• _Exercise task_
An exact copy of all the data is required, with pictures left out.

===== Data

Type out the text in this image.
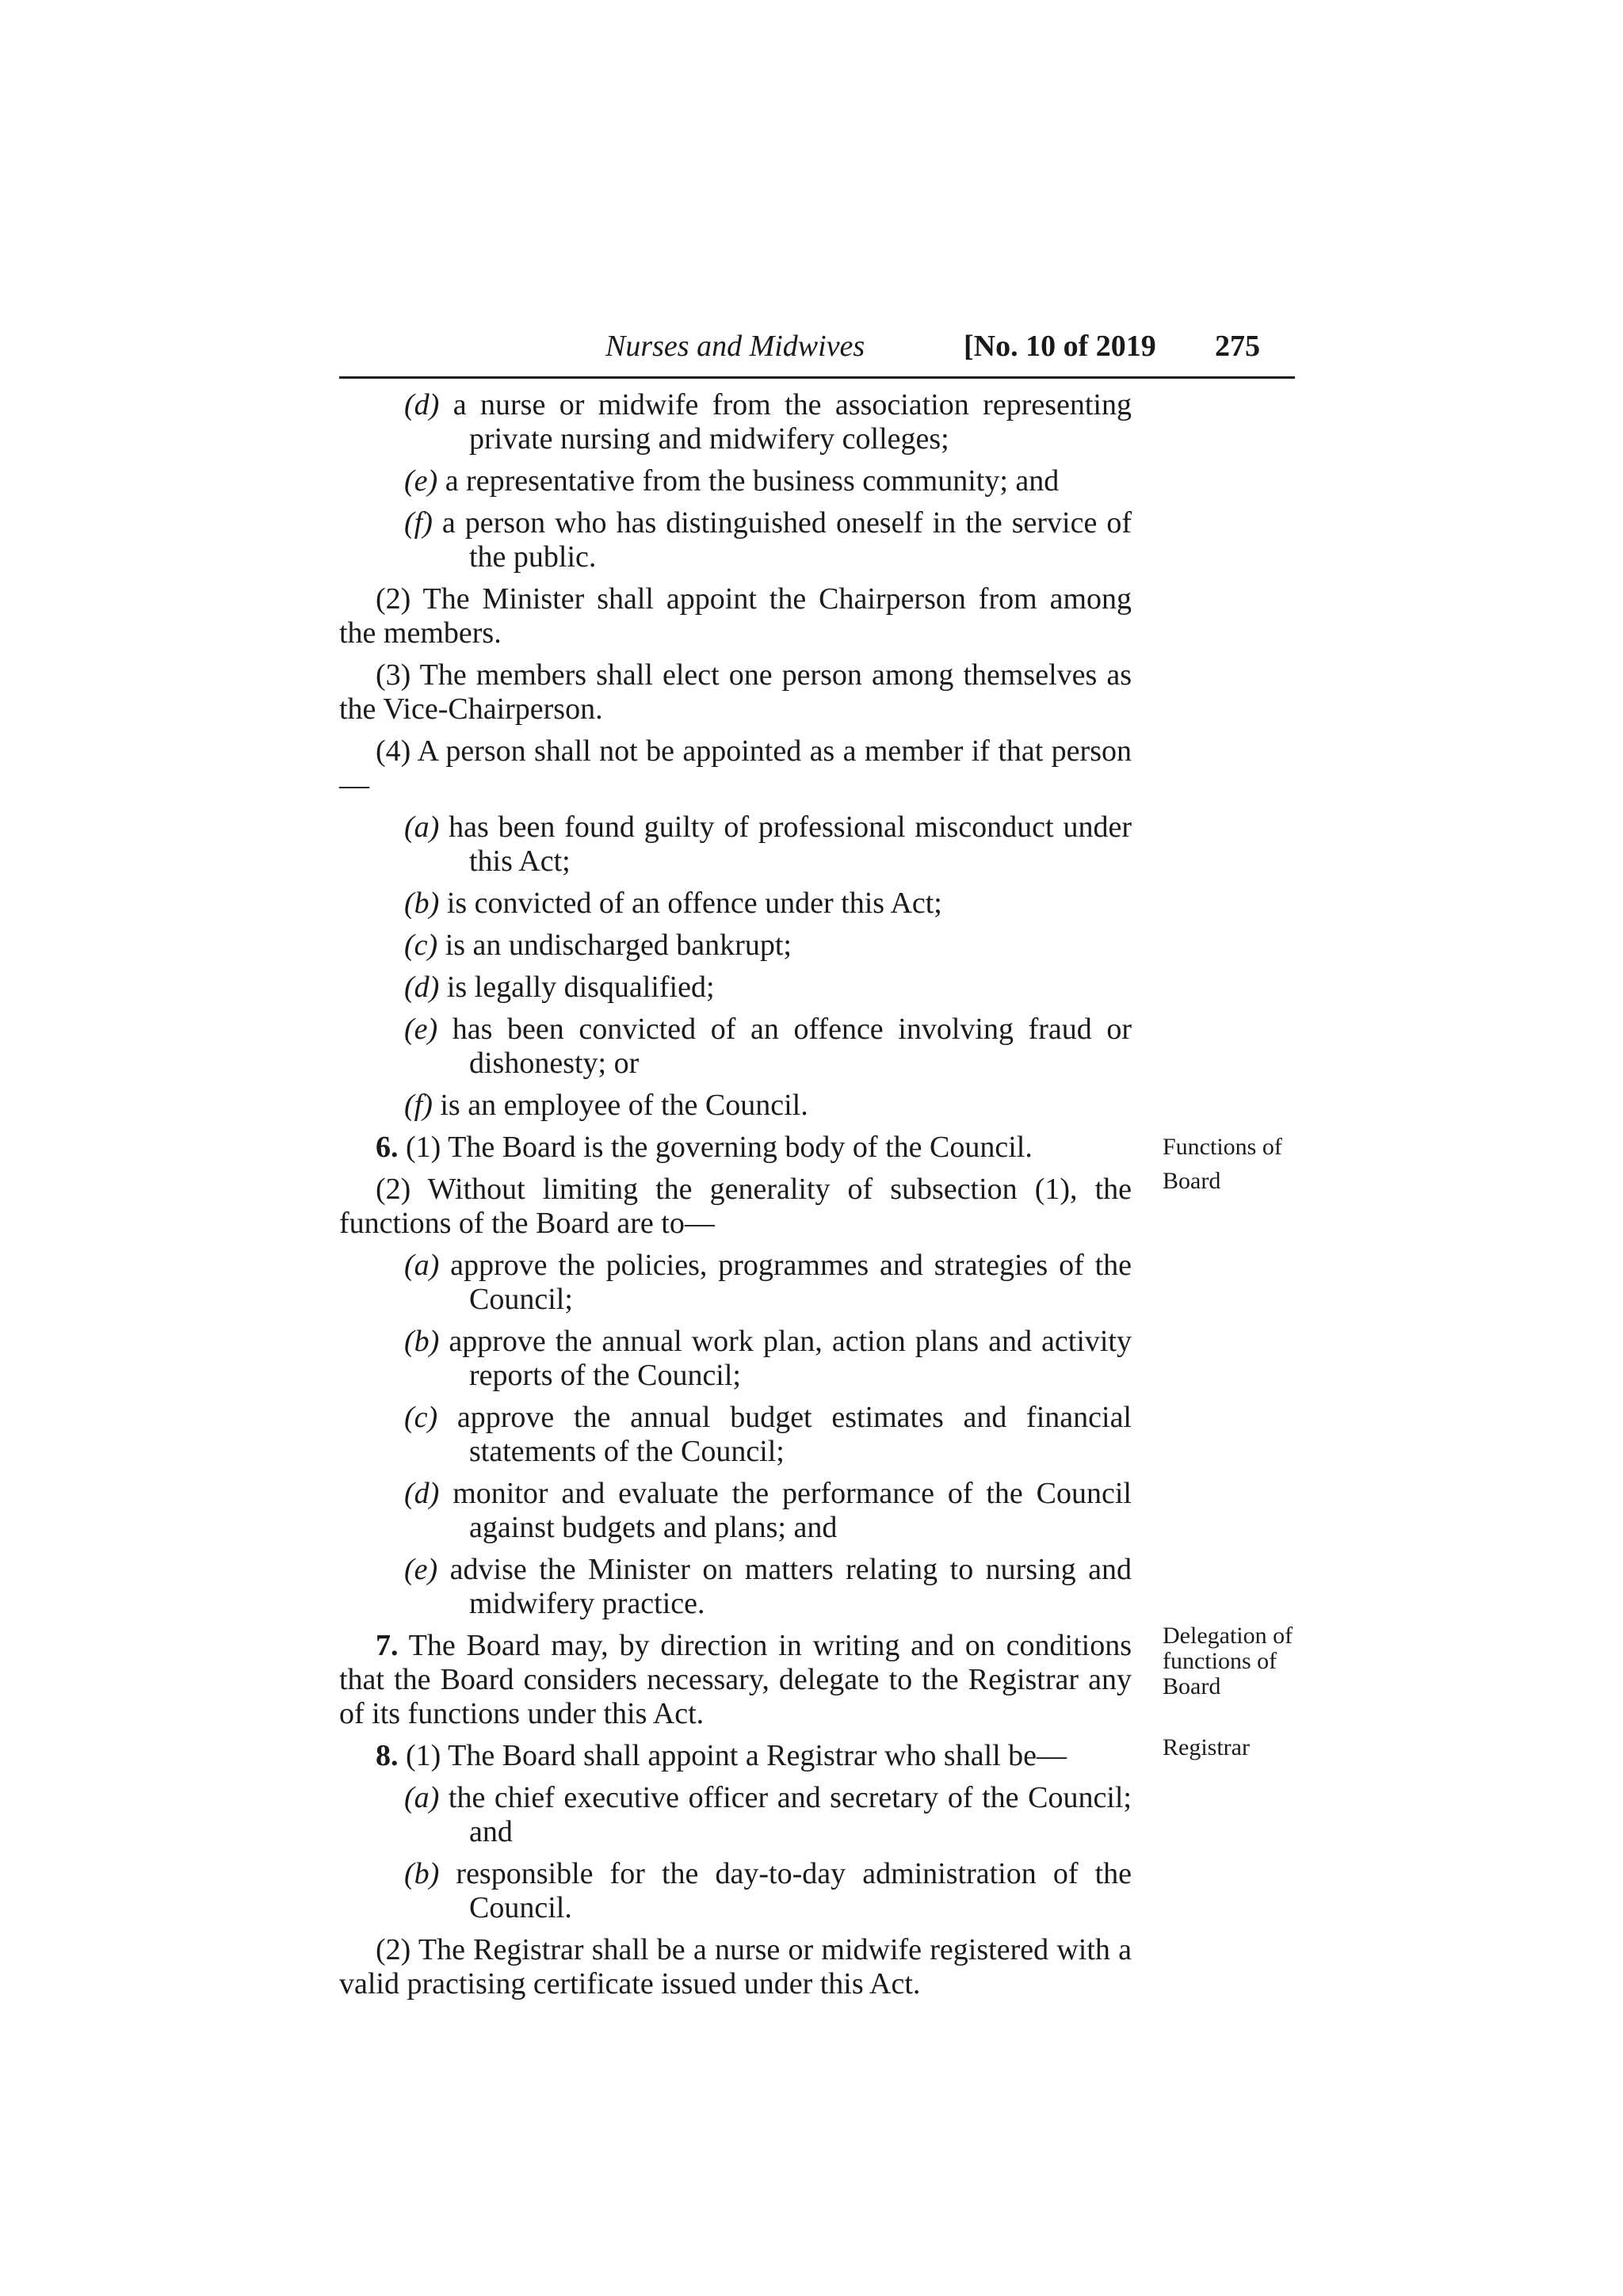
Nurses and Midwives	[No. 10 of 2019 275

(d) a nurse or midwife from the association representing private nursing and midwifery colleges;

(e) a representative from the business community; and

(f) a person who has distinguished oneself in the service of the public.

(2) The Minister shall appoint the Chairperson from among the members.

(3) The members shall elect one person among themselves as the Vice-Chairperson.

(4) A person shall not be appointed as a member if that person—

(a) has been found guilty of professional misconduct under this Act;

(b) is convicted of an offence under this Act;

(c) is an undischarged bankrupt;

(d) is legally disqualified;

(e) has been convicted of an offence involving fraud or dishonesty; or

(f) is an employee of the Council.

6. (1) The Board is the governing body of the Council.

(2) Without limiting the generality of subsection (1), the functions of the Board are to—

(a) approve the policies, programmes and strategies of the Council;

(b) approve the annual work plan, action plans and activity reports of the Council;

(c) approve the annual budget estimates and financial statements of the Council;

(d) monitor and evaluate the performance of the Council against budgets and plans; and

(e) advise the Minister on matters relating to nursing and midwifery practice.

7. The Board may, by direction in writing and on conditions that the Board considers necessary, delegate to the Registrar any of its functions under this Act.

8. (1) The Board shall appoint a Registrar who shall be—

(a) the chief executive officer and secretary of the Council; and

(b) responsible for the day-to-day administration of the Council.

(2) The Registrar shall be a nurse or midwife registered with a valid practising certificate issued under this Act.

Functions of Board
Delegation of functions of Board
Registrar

==========

• _Solution for this problem_
Type out the text in this image.
Nurses and Midwives	[No. 10 of 2019 275

(d) a nurse or midwife from the association representing private nursing and midwifery colleges;

(e) a representative from the business community; and

(f) a person who has distinguished oneself in the service of the public.

(2) The Minister shall appoint the Chairperson from among the members.

(3) The members shall elect one person among themselves as the Vice-Chairperson.

(4) A person shall not be appointed as a member if that person—

(a) has been found guilty of professional misconduct under this Act;

(b) is convicted of an offence under this Act;

(c) is an undischarged bankrupt;

(d) is legally disqualified;

(e) has been convicted of an offence involving fraud or dishonesty; or

(f) is an employee of the Council.

6. (1) The Board is the governing body of the Council.

(2) Without limiting the generality of subsection (1), the functions of the Board are to—

(a) approve the policies, programmes and strategies of the Council;

(b) approve the annual work plan, action plans and activity reports of the Council;

(c) approve the annual budget estimates and financial statements of the Council;

(d) monitor and evaluate the performance of the Council against budgets and plans; and

(e) advise the Minister on matters relating to nursing and midwifery practice.

7. The Board may, by direction in writing and on conditions that the Board considers necessary, delegate to the Registrar any of its functions under this Act.

8. (1) The Board shall appoint a Registrar who shall be—

(a) the chief executive officer and secretary of the Council; and

(b) responsible for the day-to-day administration of the Council.

(2) The Registrar shall be a nurse or midwife registered with a valid practising certificate issued under this Act.

Functions of Board
Delegation of functions of Board
Registrar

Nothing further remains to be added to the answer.